#### The data:
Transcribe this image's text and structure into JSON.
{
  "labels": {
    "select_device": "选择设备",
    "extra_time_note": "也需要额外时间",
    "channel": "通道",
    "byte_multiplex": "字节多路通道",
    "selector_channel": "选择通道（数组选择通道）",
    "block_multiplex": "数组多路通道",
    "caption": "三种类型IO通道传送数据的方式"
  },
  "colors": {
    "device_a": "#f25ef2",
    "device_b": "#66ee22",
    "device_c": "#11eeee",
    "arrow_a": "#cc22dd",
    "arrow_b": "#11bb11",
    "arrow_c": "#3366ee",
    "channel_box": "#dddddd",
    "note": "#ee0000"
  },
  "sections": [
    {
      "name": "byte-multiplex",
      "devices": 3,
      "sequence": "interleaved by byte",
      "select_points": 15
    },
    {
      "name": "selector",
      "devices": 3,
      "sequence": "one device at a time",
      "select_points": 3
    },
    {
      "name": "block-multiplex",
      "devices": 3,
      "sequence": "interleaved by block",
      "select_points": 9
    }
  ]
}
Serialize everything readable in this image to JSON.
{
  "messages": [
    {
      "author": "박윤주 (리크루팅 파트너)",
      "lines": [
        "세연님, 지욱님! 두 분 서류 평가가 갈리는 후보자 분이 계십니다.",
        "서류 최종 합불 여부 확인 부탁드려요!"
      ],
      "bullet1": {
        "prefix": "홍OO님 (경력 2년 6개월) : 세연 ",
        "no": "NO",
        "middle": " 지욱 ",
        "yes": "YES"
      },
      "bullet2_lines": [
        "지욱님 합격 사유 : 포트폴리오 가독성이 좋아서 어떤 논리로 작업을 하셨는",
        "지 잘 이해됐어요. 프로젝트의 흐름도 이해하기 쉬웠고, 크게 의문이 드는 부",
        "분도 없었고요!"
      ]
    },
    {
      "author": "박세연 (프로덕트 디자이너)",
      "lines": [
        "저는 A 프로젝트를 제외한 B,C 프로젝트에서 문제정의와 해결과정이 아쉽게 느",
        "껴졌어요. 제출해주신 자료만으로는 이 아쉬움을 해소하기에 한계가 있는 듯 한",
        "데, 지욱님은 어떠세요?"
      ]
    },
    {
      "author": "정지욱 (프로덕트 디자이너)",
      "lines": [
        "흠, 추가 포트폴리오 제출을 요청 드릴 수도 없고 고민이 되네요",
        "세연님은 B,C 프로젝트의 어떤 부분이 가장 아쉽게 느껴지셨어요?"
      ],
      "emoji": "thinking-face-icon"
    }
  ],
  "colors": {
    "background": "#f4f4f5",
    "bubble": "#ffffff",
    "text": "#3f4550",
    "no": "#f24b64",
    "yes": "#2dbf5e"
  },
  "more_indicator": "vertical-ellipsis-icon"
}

#### Task instructions:
Quote each line of the listing above exactly.

#### Problem solution:
Transcribe this image's text and structure into JSON.
{
  "labels": {
    "select_device": "选择设备",
    "extra_time_note": "也需要额外时间",
    "channel": "通道",
    "byte_multiplex": "字节多路通道",
    "selector_channel": "选择通道（数组选择通道）",
    "block_multiplex": "数组多路通道",
    "caption": "三种类型IO通道传送数据的方式"
  },
  "colors": {
    "device_a": "#f25ef2",
    "device_b": "#66ee22",
    "device_c": "#11eeee",
    "arrow_a": "#cc22dd",
    "arrow_b": "#11bb11",
    "arrow_c": "#3366ee",
    "channel_box": "#dddddd",
    "note": "#ee0000"
  },
  "sections": [
    {
      "name": "byte-multiplex",
      "devices": 3,
      "sequence": "interleaved by byte",
      "select_points": 15
    },
    {
      "name": "selector",
      "devices": 3,
      "sequence": "one device at a time",
      "select_points": 3
    },
    {
      "name": "block-multiplex",
      "devices": 3,
      "sequence": "interleaved by block",
      "select_points": 9
    }
  ]
}
Serialize everything readable in this image to JSON.
{
  "messages": [
    {
      "author": "박윤주 (리크루팅 파트너)",
      "lines": [
        "세연님, 지욱님! 두 분 서류 평가가 갈리는 후보자 분이 계십니다.",
        "서류 최종 합불 여부 확인 부탁드려요!"
      ],
      "bullet1": {
        "prefix": "홍OO님 (경력 2년 6개월) : 세연 ",
        "no": "NO",
        "middle": " 지욱 ",
        "yes": "YES"
      },
      "bullet2_lines": [
        "지욱님 합격 사유 : 포트폴리오 가독성이 좋아서 어떤 논리로 작업을 하셨는",
        "지 잘 이해됐어요. 프로젝트의 흐름도 이해하기 쉬웠고, 크게 의문이 드는 부",
        "분도 없었고요!"
      ]
    },
    {
      "author": "박세연 (프로덕트 디자이너)",
      "lines": [
        "저는 A 프로젝트를 제외한 B,C 프로젝트에서 문제정의와 해결과정이 아쉽게 느",
        "껴졌어요. 제출해주신 자료만으로는 이 아쉬움을 해소하기에 한계가 있는 듯 한",
        "데, 지욱님은 어떠세요?"
      ]
    },
    {
      "author": "정지욱 (프로덕트 디자이너)",
      "lines": [
        "흠, 추가 포트폴리오 제출을 요청 드릴 수도 없고 고민이 되네요",
        "세연님은 B,C 프로젝트의 어떤 부분이 가장 아쉽게 느껴지셨어요?"
      ],
      "emoji": "thinking-face-icon"
    }
  ],
  "colors": {
    "background": "#f4f4f5",
    "bubble": "#ffffff",
    "text": "#3f4550",
    "no": "#f24b64",
    "yes": "#2dbf5e"
  },
  "more_indicator": "vertical-ellipsis-icon"
}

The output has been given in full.